#### Exercise:
Show all lines holding the string "bave".

#### Available data:

::::::

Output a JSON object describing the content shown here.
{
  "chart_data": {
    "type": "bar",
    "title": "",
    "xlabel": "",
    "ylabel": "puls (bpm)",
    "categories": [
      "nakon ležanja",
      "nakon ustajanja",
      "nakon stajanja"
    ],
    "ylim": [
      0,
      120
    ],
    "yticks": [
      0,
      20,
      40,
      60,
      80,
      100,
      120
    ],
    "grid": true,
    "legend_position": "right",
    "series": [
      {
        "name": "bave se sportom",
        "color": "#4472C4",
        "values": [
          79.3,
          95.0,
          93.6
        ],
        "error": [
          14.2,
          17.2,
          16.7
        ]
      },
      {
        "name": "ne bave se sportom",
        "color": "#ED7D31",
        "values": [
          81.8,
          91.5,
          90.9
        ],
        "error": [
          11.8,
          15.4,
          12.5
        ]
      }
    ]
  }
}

::::::

#### Complete answer:
        "name": "bave se sportom",
        "name": "ne bave se sportom",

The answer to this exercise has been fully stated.